• [AIM OF THE EXERCISE]:
Select, from the data, each line where "have" occurs.

• [INPUT ROWS]:
■ ■ ■ ■ ■

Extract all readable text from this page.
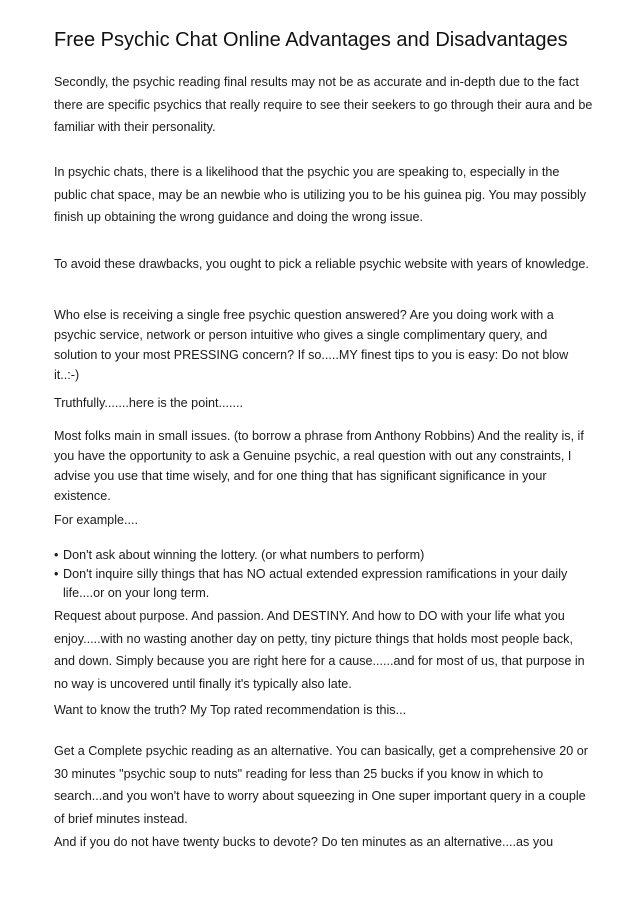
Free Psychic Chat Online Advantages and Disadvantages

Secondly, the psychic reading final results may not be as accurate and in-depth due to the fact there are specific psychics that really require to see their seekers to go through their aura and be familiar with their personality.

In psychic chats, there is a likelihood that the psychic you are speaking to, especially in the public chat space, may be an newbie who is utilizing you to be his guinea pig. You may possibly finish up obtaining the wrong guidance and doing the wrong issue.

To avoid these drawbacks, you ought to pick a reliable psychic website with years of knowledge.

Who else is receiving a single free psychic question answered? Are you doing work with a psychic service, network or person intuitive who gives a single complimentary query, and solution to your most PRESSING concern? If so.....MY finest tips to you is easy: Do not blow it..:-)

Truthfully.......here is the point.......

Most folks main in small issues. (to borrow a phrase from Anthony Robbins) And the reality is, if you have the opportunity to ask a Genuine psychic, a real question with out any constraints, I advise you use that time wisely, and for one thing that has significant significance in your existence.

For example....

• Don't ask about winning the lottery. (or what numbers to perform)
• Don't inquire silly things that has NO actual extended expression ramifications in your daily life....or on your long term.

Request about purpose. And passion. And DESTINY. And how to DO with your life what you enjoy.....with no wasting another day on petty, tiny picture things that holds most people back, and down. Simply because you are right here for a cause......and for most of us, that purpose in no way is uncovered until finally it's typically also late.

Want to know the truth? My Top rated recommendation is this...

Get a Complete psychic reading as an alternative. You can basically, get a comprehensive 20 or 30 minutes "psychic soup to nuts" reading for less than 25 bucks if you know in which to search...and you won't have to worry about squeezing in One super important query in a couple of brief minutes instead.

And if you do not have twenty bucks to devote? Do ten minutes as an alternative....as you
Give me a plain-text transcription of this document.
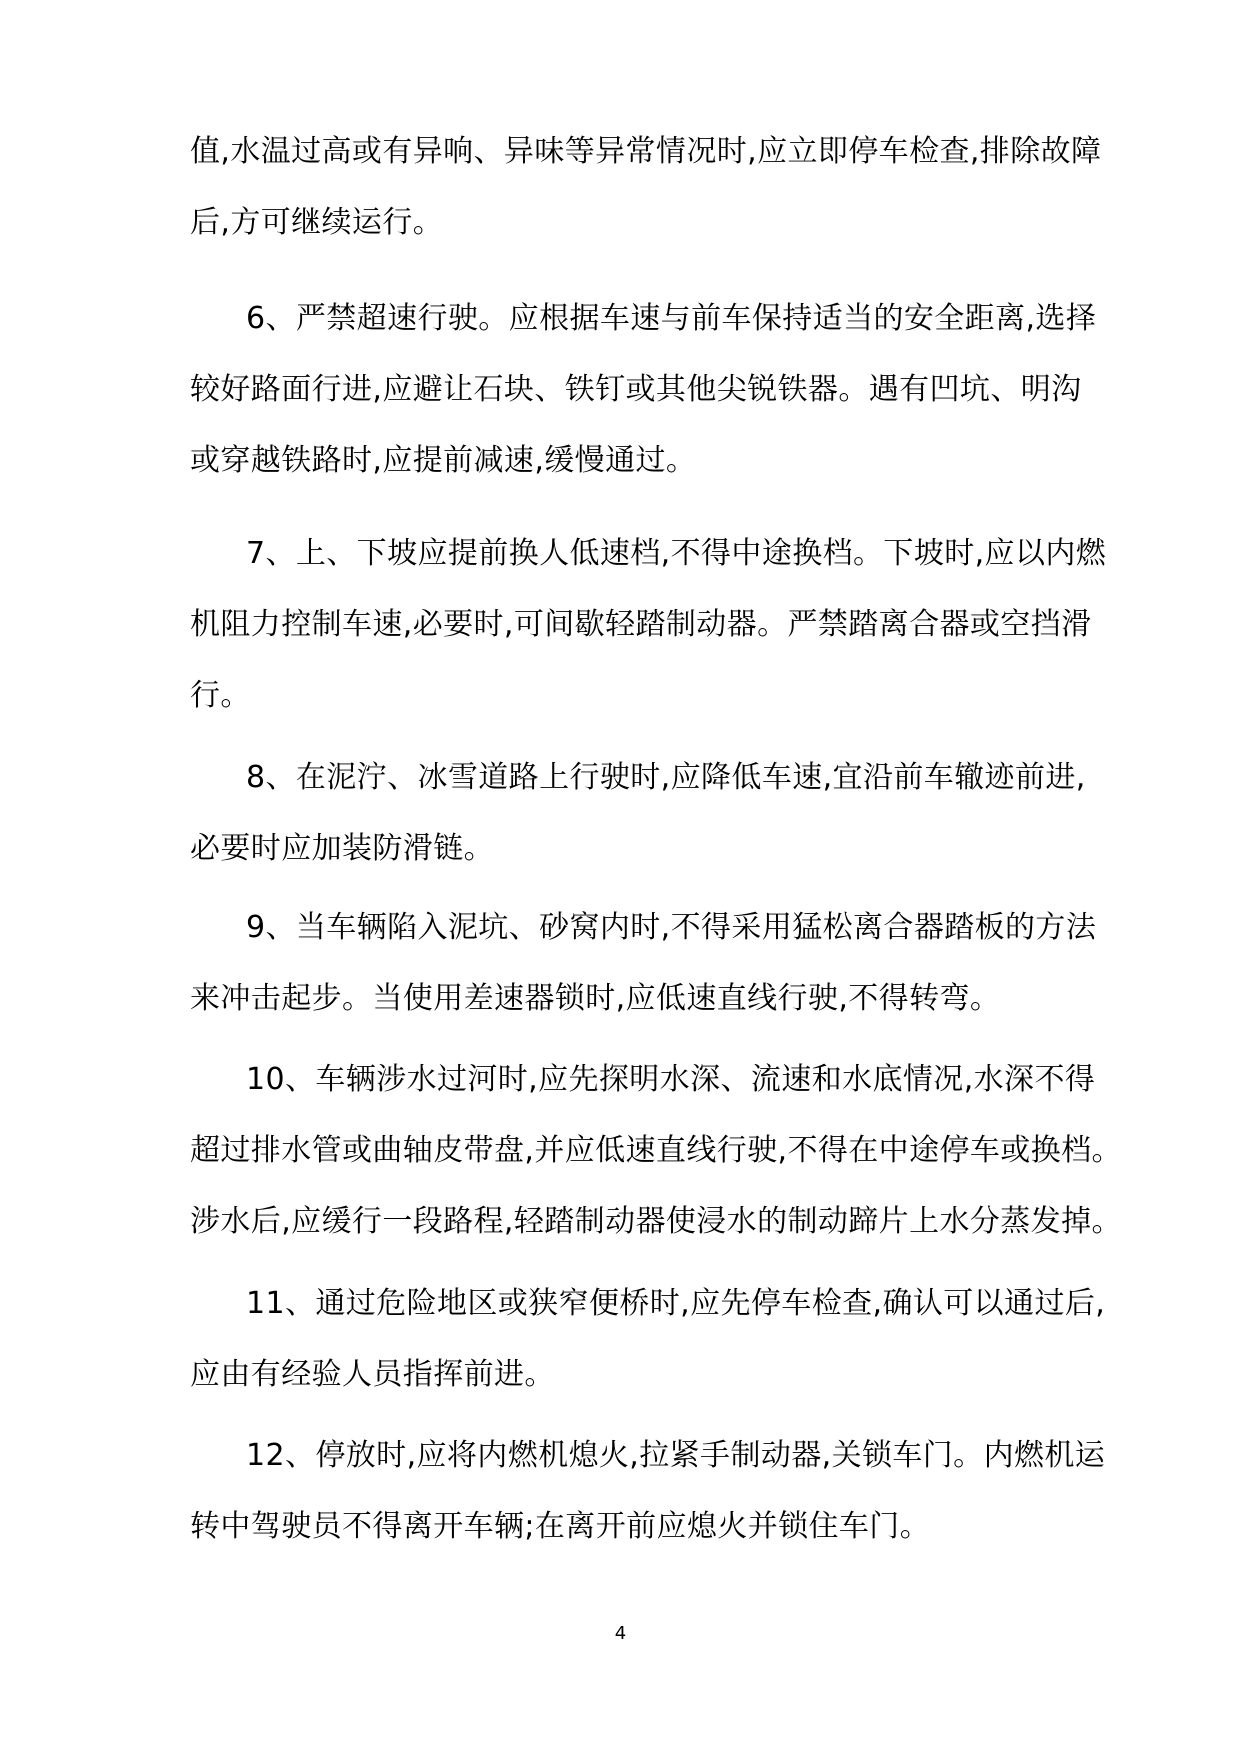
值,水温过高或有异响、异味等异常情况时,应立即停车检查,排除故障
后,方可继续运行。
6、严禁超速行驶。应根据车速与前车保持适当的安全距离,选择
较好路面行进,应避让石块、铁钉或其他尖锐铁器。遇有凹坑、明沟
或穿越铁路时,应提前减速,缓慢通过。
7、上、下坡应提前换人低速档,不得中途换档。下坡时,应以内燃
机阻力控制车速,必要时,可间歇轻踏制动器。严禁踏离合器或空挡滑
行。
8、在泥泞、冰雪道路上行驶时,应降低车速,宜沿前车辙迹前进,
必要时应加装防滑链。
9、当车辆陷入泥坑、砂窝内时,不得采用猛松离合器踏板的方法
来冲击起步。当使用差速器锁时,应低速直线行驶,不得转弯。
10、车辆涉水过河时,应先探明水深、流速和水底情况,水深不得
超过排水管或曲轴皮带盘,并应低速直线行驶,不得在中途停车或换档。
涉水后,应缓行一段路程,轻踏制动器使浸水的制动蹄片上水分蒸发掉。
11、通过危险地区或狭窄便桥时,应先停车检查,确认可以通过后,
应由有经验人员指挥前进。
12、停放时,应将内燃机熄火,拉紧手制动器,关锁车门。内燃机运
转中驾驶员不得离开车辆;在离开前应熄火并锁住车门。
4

■ ■ ■ ■ ■

• [PROBLEM SOLUTION]:
Most folks main in small issues. (to borrow a phrase from Anthony Robbins) And the reality is, if you have the opportunity to ask a Genuine psychic, a real question with out any constraints, I advise you use that time wisely, and for one thing that has significant significance in your existence.
Get a Complete psychic reading as an alternative. You can basically, get a comprehensive 20 or 30 minutes "psychic soup to nuts" reading for less than 25 bucks if you know in which to search...and you won't have to worry about squeezing in One super important query in a couple of brief minutes instead.
And if you do not have twenty bucks to devote? Do ten minutes as an alternative....as you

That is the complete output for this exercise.